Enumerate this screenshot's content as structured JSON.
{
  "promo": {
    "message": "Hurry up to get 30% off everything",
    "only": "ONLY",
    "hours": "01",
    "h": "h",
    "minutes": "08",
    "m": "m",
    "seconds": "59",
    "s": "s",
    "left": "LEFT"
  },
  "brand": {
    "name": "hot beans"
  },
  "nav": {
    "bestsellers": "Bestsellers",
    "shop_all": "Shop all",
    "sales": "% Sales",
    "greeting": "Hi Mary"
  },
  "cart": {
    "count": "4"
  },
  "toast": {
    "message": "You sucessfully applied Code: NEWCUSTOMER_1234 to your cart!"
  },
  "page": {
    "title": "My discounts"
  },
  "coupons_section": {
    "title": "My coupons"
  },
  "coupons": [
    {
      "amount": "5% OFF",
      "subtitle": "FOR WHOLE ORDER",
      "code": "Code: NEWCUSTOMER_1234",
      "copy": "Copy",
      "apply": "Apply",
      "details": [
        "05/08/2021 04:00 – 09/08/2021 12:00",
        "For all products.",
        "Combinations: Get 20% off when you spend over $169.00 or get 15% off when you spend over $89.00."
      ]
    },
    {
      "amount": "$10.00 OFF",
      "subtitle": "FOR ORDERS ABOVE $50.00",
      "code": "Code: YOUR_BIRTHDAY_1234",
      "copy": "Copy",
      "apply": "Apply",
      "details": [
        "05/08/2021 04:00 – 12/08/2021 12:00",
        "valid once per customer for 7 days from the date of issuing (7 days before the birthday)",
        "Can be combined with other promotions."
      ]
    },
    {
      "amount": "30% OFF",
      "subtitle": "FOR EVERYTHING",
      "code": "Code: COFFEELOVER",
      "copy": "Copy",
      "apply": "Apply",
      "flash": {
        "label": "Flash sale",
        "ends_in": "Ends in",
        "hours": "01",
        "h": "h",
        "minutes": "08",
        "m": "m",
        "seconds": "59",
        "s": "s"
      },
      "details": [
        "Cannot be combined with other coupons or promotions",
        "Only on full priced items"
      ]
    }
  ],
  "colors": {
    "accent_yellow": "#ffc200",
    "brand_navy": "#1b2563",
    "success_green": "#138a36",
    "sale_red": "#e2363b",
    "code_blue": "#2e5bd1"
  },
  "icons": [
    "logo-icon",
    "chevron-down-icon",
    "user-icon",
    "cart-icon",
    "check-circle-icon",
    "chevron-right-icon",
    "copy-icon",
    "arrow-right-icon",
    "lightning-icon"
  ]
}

□ □ □ □ □ □ □

» **Description of the task**
Every line above should be written out again exactly as it stands.

» **Complete output**
Enumerate this screenshot's content as structured JSON.
{
  "promo": {
    "message": "Hurry up to get 30% off everything",
    "only": "ONLY",
    "hours": "01",
    "h": "h",
    "minutes": "08",
    "m": "m",
    "seconds": "59",
    "s": "s",
    "left": "LEFT"
  },
  "brand": {
    "name": "hot beans"
  },
  "nav": {
    "bestsellers": "Bestsellers",
    "shop_all": "Shop all",
    "sales": "% Sales",
    "greeting": "Hi Mary"
  },
  "cart": {
    "count": "4"
  },
  "toast": {
    "message": "You sucessfully applied Code: NEWCUSTOMER_1234 to your cart!"
  },
  "page": {
    "title": "My discounts"
  },
  "coupons_section": {
    "title": "My coupons"
  },
  "coupons": [
    {
      "amount": "5% OFF",
      "subtitle": "FOR WHOLE ORDER",
      "code": "Code: NEWCUSTOMER_1234",
      "copy": "Copy",
      "apply": "Apply",
      "details": [
        "05/08/2021 04:00 – 09/08/2021 12:00",
        "For all products.",
        "Combinations: Get 20% off when you spend over $169.00 or get 15% off when you spend over $89.00."
      ]
    },
    {
      "amount": "$10.00 OFF",
      "subtitle": "FOR ORDERS ABOVE $50.00",
      "code": "Code: YOUR_BIRTHDAY_1234",
      "copy": "Copy",
      "apply": "Apply",
      "details": [
        "05/08/2021 04:00 – 12/08/2021 12:00",
        "valid once per customer for 7 days from the date of issuing (7 days before the birthday)",
        "Can be combined with other promotions."
      ]
    },
    {
      "amount": "30% OFF",
      "subtitle": "FOR EVERYTHING",
      "code": "Code: COFFEELOVER",
      "copy": "Copy",
      "apply": "Apply",
      "flash": {
        "label": "Flash sale",
        "ends_in": "Ends in",
        "hours": "01",
        "h": "h",
        "minutes": "08",
        "m": "m",
        "seconds": "59",
        "s": "s"
      },
      "details": [
        "Cannot be combined with other coupons or promotions",
        "Only on full priced items"
      ]
    }
  ],
  "colors": {
    "accent_yellow": "#ffc200",
    "brand_navy": "#1b2563",
    "success_green": "#138a36",
    "sale_red": "#e2363b",
    "code_blue": "#2e5bd1"
  },
  "icons": [
    "logo-icon",
    "chevron-down-icon",
    "user-icon",
    "cart-icon",
    "check-circle-icon",
    "chevron-right-icon",
    "copy-icon",
    "arrow-right-icon",
    "lightning-icon"
  ]
}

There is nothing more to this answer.